[START OF Record extracts]
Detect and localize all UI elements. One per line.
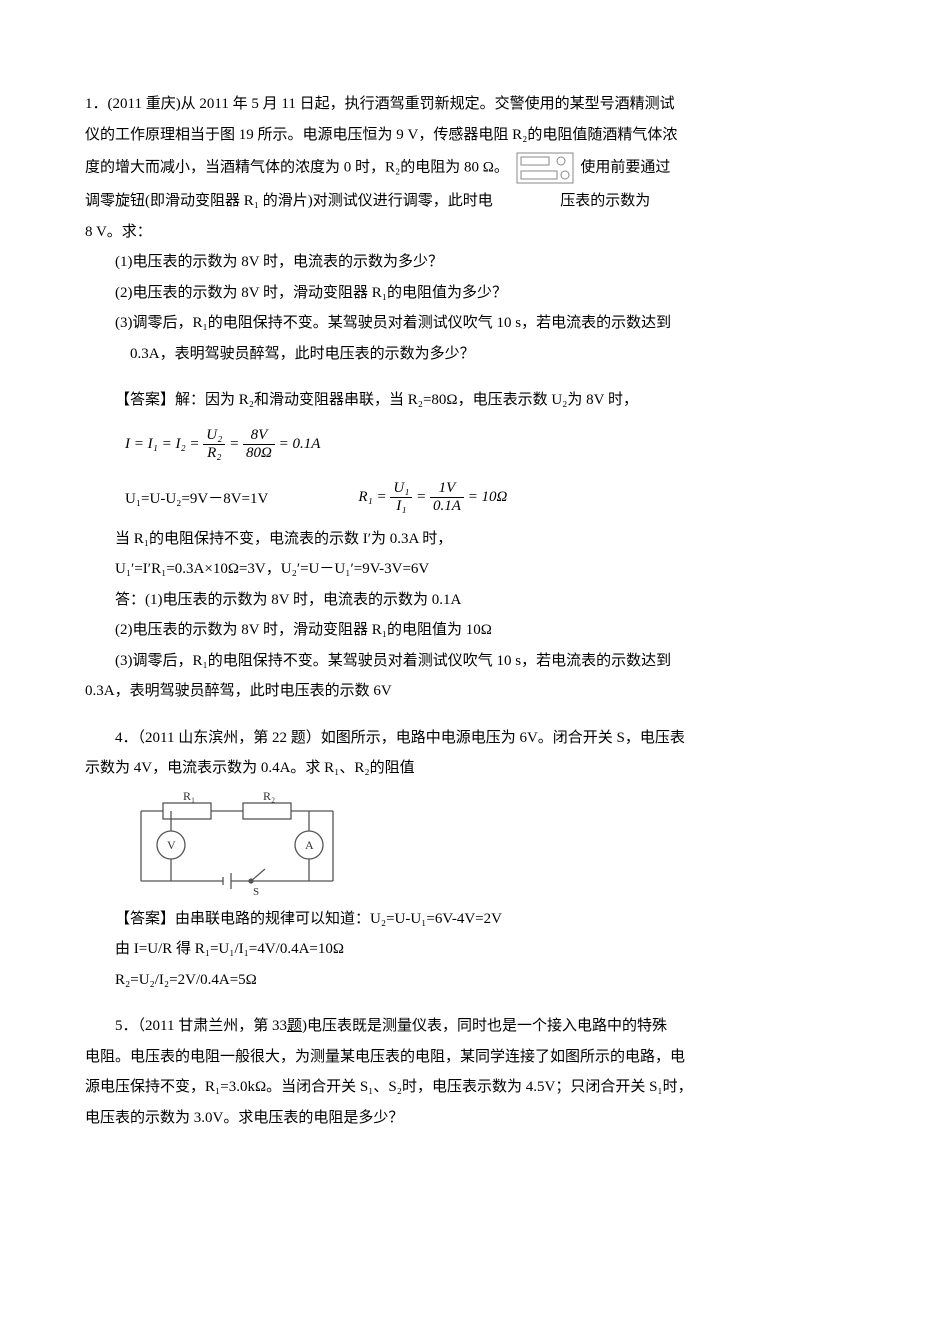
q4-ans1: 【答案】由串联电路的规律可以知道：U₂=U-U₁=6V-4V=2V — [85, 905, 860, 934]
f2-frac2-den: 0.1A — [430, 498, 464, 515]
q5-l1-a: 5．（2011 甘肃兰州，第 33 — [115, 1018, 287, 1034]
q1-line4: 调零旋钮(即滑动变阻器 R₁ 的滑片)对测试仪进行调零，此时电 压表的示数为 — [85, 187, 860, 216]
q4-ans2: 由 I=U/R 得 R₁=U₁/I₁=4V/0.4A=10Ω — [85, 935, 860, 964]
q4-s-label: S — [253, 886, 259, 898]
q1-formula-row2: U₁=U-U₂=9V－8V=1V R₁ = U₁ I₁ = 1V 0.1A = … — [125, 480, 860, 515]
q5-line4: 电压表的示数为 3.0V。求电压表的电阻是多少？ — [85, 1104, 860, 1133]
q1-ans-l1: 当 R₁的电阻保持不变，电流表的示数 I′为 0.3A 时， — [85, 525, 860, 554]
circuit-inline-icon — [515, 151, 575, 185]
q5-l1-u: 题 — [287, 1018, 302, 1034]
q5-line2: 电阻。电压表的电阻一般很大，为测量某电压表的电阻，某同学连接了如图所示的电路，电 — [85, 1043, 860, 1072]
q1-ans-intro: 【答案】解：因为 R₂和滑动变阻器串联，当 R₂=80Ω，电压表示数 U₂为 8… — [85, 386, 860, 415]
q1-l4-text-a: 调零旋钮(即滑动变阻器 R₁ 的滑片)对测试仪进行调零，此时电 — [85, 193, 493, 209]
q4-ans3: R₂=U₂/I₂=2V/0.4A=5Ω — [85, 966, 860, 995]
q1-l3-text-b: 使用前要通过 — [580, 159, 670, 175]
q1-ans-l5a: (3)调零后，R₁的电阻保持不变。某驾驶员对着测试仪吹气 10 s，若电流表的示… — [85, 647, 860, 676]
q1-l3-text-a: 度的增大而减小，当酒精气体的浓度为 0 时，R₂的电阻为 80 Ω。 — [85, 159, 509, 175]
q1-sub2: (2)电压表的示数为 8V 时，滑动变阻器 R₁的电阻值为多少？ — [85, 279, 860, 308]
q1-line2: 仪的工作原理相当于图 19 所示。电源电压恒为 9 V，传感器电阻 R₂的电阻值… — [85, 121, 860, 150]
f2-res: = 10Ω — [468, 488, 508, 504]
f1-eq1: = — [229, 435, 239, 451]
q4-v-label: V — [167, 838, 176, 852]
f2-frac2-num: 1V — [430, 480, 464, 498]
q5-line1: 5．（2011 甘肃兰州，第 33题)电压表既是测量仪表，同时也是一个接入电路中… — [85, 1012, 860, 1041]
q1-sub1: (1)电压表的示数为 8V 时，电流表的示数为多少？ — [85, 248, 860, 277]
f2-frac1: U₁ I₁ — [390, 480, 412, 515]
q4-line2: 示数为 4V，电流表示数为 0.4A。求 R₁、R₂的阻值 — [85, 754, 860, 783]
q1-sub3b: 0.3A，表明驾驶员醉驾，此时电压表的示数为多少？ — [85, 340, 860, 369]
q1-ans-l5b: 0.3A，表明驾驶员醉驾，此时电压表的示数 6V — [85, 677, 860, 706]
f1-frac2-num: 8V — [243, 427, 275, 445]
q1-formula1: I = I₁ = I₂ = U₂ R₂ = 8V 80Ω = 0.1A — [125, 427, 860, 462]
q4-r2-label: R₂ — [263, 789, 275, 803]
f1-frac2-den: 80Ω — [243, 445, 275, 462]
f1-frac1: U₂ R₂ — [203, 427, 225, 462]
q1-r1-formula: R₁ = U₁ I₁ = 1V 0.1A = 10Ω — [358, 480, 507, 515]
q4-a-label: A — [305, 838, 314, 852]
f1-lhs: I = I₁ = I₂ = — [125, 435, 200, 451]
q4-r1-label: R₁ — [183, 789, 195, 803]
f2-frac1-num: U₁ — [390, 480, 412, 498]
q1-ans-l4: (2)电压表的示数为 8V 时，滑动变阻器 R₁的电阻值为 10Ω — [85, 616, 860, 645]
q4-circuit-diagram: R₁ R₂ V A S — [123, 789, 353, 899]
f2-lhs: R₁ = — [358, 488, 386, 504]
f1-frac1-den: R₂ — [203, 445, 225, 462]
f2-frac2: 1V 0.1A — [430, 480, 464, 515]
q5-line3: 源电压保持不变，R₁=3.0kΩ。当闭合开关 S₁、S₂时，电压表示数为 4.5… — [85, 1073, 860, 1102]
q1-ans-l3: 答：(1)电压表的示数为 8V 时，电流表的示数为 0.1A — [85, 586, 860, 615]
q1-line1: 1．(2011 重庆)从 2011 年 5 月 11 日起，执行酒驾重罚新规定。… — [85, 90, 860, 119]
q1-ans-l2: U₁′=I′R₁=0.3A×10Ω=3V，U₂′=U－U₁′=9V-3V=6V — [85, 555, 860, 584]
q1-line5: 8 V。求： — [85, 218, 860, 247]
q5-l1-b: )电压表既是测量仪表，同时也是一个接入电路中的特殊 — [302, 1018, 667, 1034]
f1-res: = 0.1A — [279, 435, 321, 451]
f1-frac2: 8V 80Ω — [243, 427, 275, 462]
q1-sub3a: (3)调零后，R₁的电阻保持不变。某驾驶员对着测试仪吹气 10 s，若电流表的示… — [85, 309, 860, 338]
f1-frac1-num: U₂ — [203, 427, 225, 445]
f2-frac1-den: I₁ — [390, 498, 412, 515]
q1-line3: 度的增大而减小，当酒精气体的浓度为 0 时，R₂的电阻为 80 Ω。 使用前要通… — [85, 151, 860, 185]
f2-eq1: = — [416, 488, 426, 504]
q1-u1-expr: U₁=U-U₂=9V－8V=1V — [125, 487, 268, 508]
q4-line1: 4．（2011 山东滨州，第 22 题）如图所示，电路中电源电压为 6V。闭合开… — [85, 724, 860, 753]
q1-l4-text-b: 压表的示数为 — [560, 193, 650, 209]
[END OF Record extracts]
Reproduce every line of the material above verbatim, omitting the picture from your answer.

● **Answer to this task**
Detect and localize all UI elements. One per line.
q4-ans1: 【答案】由串联电路的规律可以知道：U₂=U-U₁=6V-4V=2V — [85, 905, 860, 934]
f2-frac2-den: 0.1A — [430, 498, 464, 515]
q5-l1-a: 5．（2011 甘肃兰州，第 33 — [115, 1018, 287, 1034]
q1-line4: 调零旋钮(即滑动变阻器 R₁ 的滑片)对测试仪进行调零，此时电 压表的示数为 — [85, 187, 860, 216]
q4-ans2: 由 I=U/R 得 R₁=U₁/I₁=4V/0.4A=10Ω — [85, 935, 860, 964]
q4-s-label: S — [253, 886, 259, 898]
q1-formula-row2: U₁=U-U₂=9V－8V=1V R₁ = U₁ I₁ = 1V 0.1A = … — [125, 480, 860, 515]
q5-line4: 电压表的示数为 3.0V。求电压表的电阻是多少？ — [85, 1104, 860, 1133]
q1-ans-l1: 当 R₁的电阻保持不变，电流表的示数 I′为 0.3A 时， — [85, 525, 860, 554]
circuit-inline-icon — [515, 151, 575, 185]
q5-l1-u: 题 — [287, 1018, 302, 1034]
q5-line2: 电阻。电压表的电阻一般很大，为测量某电压表的电阻，某同学连接了如图所示的电路，电 — [85, 1043, 860, 1072]
q1-ans-intro: 【答案】解：因为 R₂和滑动变阻器串联，当 R₂=80Ω，电压表示数 U₂为 8… — [85, 386, 860, 415]
q1-l4-text-a: 调零旋钮(即滑动变阻器 R₁ 的滑片)对测试仪进行调零，此时电 — [85, 193, 493, 209]
q4-ans3: R₂=U₂/I₂=2V/0.4A=5Ω — [85, 966, 860, 995]
q1-l3-text-b: 使用前要通过 — [580, 159, 670, 175]
q1-ans-l5a: (3)调零后，R₁的电阻保持不变。某驾驶员对着测试仪吹气 10 s，若电流表的示… — [85, 647, 860, 676]
q1-l3-text-a: 度的增大而减小，当酒精气体的浓度为 0 时，R₂的电阻为 80 Ω。 — [85, 159, 509, 175]
q1-sub2: (2)电压表的示数为 8V 时，滑动变阻器 R₁的电阻值为多少？ — [85, 279, 860, 308]
q1-line2: 仪的工作原理相当于图 19 所示。电源电压恒为 9 V，传感器电阻 R₂的电阻值… — [85, 121, 860, 150]
f2-res: = 10Ω — [468, 488, 508, 504]
f1-eq1: = — [229, 435, 239, 451]
q4-v-label: V — [167, 838, 176, 852]
f2-frac2-num: 1V — [430, 480, 464, 498]
q5-line1: 5．（2011 甘肃兰州，第 33题)电压表既是测量仪表，同时也是一个接入电路中… — [85, 1012, 860, 1041]
q1-sub1: (1)电压表的示数为 8V 时，电流表的示数为多少？ — [85, 248, 860, 277]
f2-frac1: U₁ I₁ — [390, 480, 412, 515]
q4-line2: 示数为 4V，电流表示数为 0.4A。求 R₁、R₂的阻值 — [85, 754, 860, 783]
q1-sub3b: 0.3A，表明驾驶员醉驾，此时电压表的示数为多少？ — [85, 340, 860, 369]
q1-ans-l5b: 0.3A，表明驾驶员醉驾，此时电压表的示数 6V — [85, 677, 860, 706]
f1-frac2-num: 8V — [243, 427, 275, 445]
q1-formula1: I = I₁ = I₂ = U₂ R₂ = 8V 80Ω = 0.1A — [125, 427, 860, 462]
q4-r2-label: R₂ — [263, 789, 275, 803]
f1-frac2-den: 80Ω — [243, 445, 275, 462]
f1-frac1: U₂ R₂ — [203, 427, 225, 462]
q1-r1-formula: R₁ = U₁ I₁ = 1V 0.1A = 10Ω — [358, 480, 507, 515]
q4-a-label: A — [305, 838, 314, 852]
f1-lhs: I = I₁ = I₂ = — [125, 435, 200, 451]
q4-r1-label: R₁ — [183, 789, 195, 803]
f2-frac1-num: U₁ — [390, 480, 412, 498]
q1-ans-l4: (2)电压表的示数为 8V 时，滑动变阻器 R₁的电阻值为 10Ω — [85, 616, 860, 645]
q4-circuit-diagram: R₁ R₂ V A S — [123, 789, 353, 899]
f2-lhs: R₁ = — [358, 488, 386, 504]
f1-frac1-den: R₂ — [203, 445, 225, 462]
f2-frac2: 1V 0.1A — [430, 480, 464, 515]
q5-line3: 源电压保持不变，R₁=3.0kΩ。当闭合开关 S₁、S₂时，电压表示数为 4.5… — [85, 1073, 860, 1102]
q1-ans-l3: 答：(1)电压表的示数为 8V 时，电流表的示数为 0.1A — [85, 586, 860, 615]
q1-line1: 1．(2011 重庆)从 2011 年 5 月 11 日起，执行酒驾重罚新规定。… — [85, 90, 860, 119]
q1-ans-l2: U₁′=I′R₁=0.3A×10Ω=3V，U₂′=U－U₁′=9V-3V=6V — [85, 555, 860, 584]
q1-line5: 8 V。求： — [85, 218, 860, 247]
q5-l1-b: )电压表既是测量仪表，同时也是一个接入电路中的特殊 — [302, 1018, 667, 1034]
f1-res: = 0.1A — [279, 435, 321, 451]
f1-frac2: 8V 80Ω — [243, 427, 275, 462]
q1-sub3a: (3)调零后，R₁的电阻保持不变。某驾驶员对着测试仪吹气 10 s，若电流表的示… — [85, 309, 860, 338]
f1-frac1-num: U₂ — [203, 427, 225, 445]
f2-frac1-den: I₁ — [390, 498, 412, 515]
q1-line3: 度的增大而减小，当酒精气体的浓度为 0 时，R₂的电阻为 80 Ω。 使用前要通… — [85, 151, 860, 185]
f2-eq1: = — [416, 488, 426, 504]
q1-u1-expr: U₁=U-U₂=9V－8V=1V — [125, 487, 268, 508]
q4-line1: 4．（2011 山东滨州，第 22 题）如图所示，电路中电源电压为 6V。闭合开… — [85, 724, 860, 753]
q1-l4-text-b: 压表的示数为 — [560, 193, 650, 209]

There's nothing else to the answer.